** Begin ENTRIES PROVIDED **

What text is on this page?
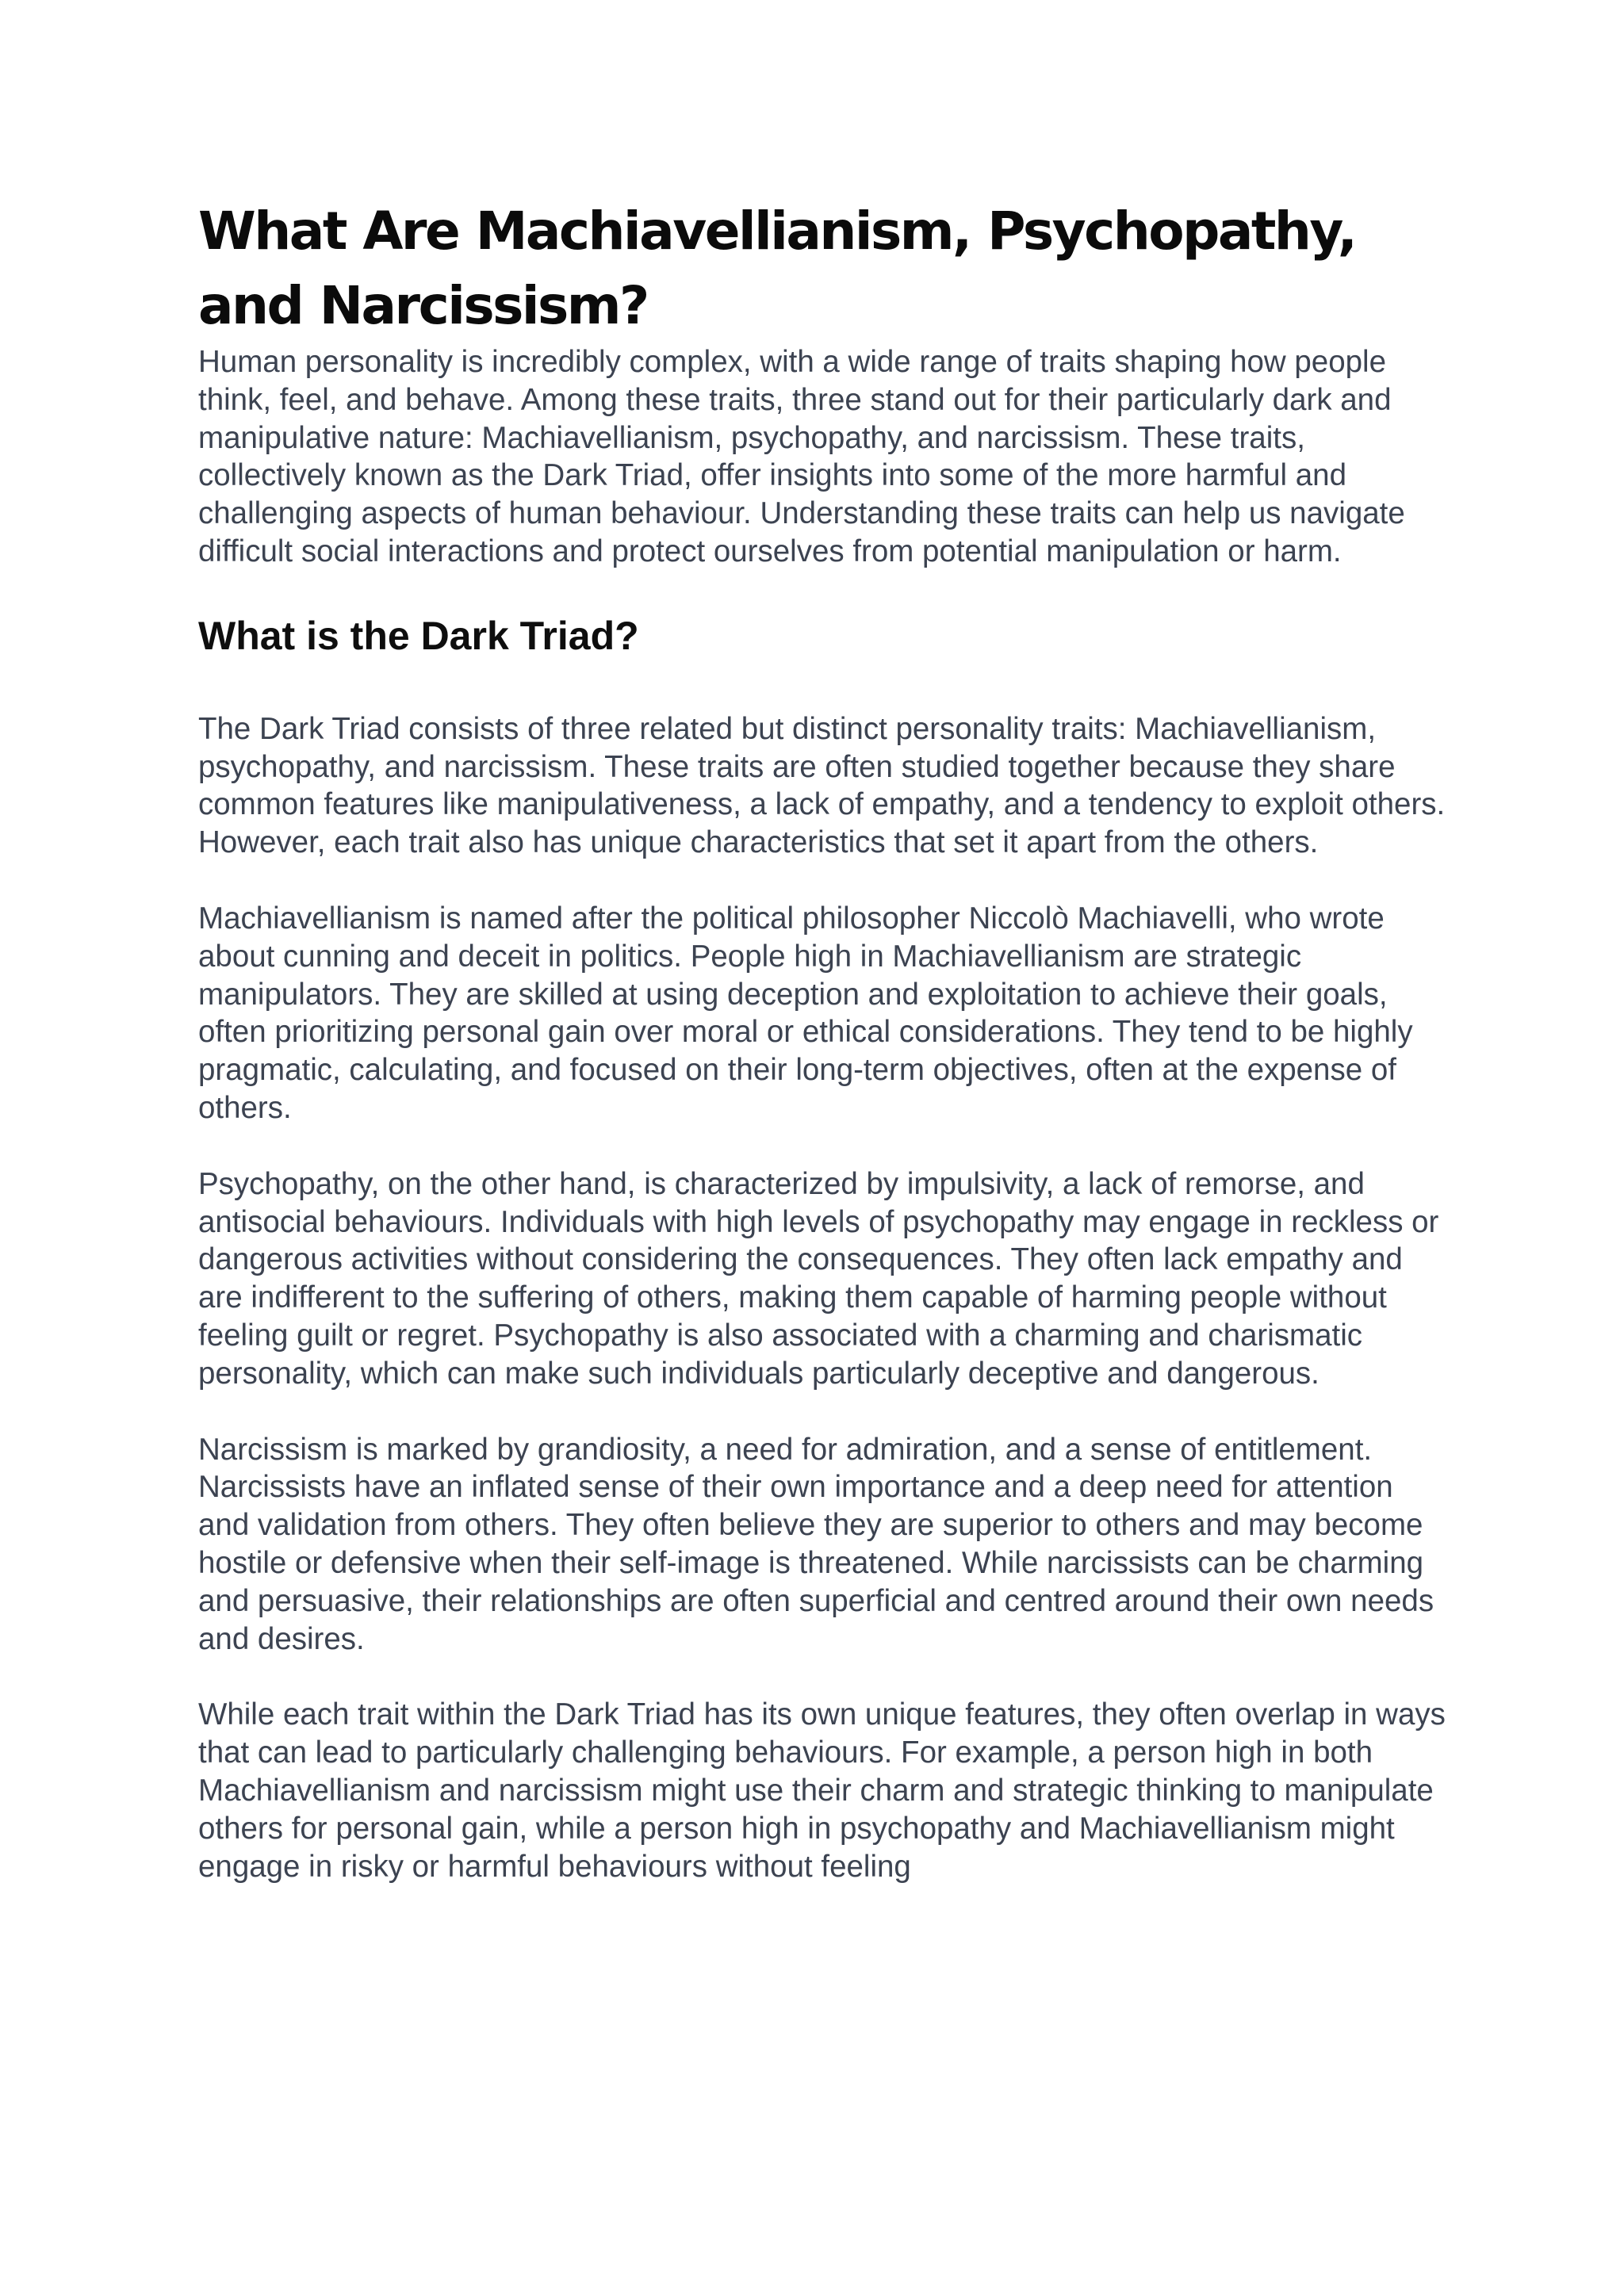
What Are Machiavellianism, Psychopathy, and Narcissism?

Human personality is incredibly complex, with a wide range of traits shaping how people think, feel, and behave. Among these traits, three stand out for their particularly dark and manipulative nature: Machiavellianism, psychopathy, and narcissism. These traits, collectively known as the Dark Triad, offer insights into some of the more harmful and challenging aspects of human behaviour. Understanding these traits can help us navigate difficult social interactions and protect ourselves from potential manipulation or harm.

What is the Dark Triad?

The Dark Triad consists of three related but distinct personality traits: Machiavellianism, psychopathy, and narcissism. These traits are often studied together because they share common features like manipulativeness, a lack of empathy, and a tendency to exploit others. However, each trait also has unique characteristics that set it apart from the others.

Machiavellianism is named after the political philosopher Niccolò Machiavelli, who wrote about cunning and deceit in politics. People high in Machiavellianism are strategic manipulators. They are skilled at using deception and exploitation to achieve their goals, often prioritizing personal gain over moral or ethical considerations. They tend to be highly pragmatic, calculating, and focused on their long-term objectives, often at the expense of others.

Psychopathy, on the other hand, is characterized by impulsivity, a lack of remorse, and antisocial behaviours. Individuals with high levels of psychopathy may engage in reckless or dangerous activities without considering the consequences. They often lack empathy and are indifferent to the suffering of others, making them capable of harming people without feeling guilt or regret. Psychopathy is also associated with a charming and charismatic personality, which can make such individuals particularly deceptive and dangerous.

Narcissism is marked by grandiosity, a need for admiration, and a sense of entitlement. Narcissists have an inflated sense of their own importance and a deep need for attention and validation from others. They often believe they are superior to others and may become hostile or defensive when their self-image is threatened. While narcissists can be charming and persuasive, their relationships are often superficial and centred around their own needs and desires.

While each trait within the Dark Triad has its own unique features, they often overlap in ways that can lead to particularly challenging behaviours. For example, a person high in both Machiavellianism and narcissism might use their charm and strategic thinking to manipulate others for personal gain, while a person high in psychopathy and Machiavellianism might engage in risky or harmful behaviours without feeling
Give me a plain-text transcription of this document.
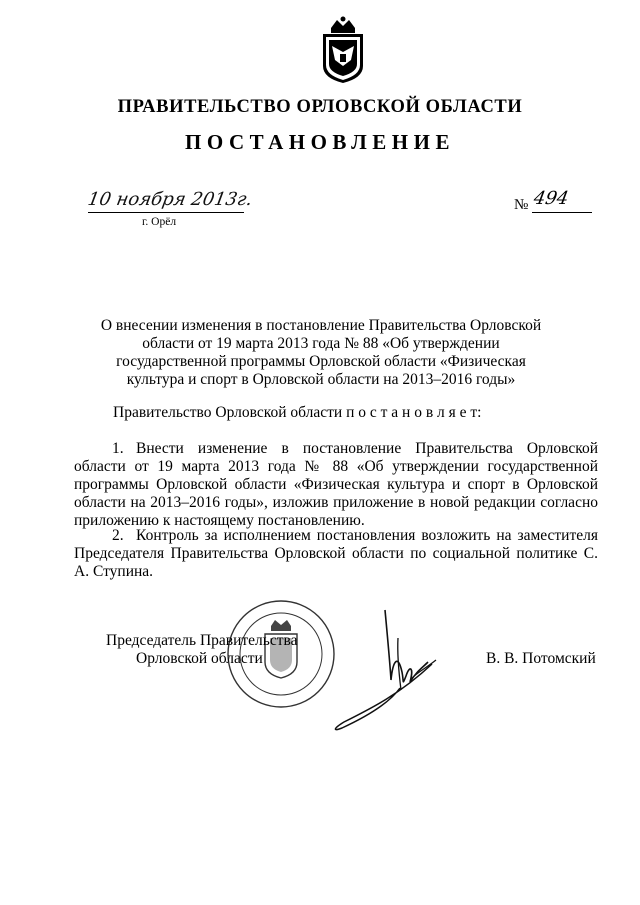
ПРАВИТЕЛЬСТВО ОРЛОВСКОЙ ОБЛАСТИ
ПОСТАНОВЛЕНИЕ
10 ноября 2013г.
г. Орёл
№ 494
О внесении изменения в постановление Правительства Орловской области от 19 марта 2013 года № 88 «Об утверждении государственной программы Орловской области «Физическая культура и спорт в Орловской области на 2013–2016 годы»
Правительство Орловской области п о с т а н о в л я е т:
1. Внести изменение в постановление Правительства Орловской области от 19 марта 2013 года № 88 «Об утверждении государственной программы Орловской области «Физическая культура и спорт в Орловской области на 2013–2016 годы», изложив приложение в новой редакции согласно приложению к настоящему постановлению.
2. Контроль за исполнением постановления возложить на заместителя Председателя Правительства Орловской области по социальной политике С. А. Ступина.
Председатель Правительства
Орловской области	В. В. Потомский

** End ENTRIES PROVIDED **

→ **GIVEN REQUEST**: Using the data above, write out every line exactly, leaving the images behind.

→ **SOLUTION TO THIS PROBLEM**:
What text is on this page?
What Are Machiavellianism, Psychopathy, and Narcissism?

Human personality is incredibly complex, with a wide range of traits shaping how people think, feel, and behave. Among these traits, three stand out for their particularly dark and manipulative nature: Machiavellianism, psychopathy, and narcissism. These traits, collectively known as the Dark Triad, offer insights into some of the more harmful and challenging aspects of human behaviour. Understanding these traits can help us navigate difficult social interactions and protect ourselves from potential manipulation or harm.

What is the Dark Triad?

The Dark Triad consists of three related but distinct personality traits: Machiavellianism, psychopathy, and narcissism. These traits are often studied together because they share common features like manipulativeness, a lack of empathy, and a tendency to exploit others. However, each trait also has unique characteristics that set it apart from the others.

Machiavellianism is named after the political philosopher Niccolò Machiavelli, who wrote about cunning and deceit in politics. People high in Machiavellianism are strategic manipulators. They are skilled at using deception and exploitation to achieve their goals, often prioritizing personal gain over moral or ethical considerations. They tend to be highly pragmatic, calculating, and focused on their long-term objectives, often at the expense of others.

Psychopathy, on the other hand, is characterized by impulsivity, a lack of remorse, and antisocial behaviours. Individuals with high levels of psychopathy may engage in reckless or dangerous activities without considering the consequences. They often lack empathy and are indifferent to the suffering of others, making them capable of harming people without feeling guilt or regret. Psychopathy is also associated with a charming and charismatic personality, which can make such individuals particularly deceptive and dangerous.

Narcissism is marked by grandiosity, a need for admiration, and a sense of entitlement. Narcissists have an inflated sense of their own importance and a deep need for attention and validation from others. They often believe they are superior to others and may become hostile or defensive when their self-image is threatened. While narcissists can be charming and persuasive, their relationships are often superficial and centred around their own needs and desires.

While each trait within the Dark Triad has its own unique features, they often overlap in ways that can lead to particularly challenging behaviours. For example, a person high in both Machiavellianism and narcissism might use their charm and strategic thinking to manipulate others for personal gain, while a person high in psychopathy and Machiavellianism might engage in risky or harmful behaviours without feeling
Give me a plain-text transcription of this document.
ПРАВИТЕЛЬСТВО ОРЛОВСКОЙ ОБЛАСТИ
ПОСТАНОВЛЕНИЕ
10 ноября 2013г.
г. Орёл
№ 494
О внесении изменения в постановление Правительства Орловской области от 19 марта 2013 года № 88 «Об утверждении государственной программы Орловской области «Физическая культура и спорт в Орловской области на 2013–2016 годы»
Правительство Орловской области п о с т а н о в л я е т:
1. Внести изменение в постановление Правительства Орловской области от 19 марта 2013 года № 88 «Об утверждении государственной программы Орловской области «Физическая культура и спорт в Орловской области на 2013–2016 годы», изложив приложение в новой редакции согласно приложению к настоящему постановлению.
2. Контроль за исполнением постановления возложить на заместителя Председателя Правительства Орловской области по социальной политике С. А. Ступина.
Председатель Правительства
Орловской области	В. В. Потомский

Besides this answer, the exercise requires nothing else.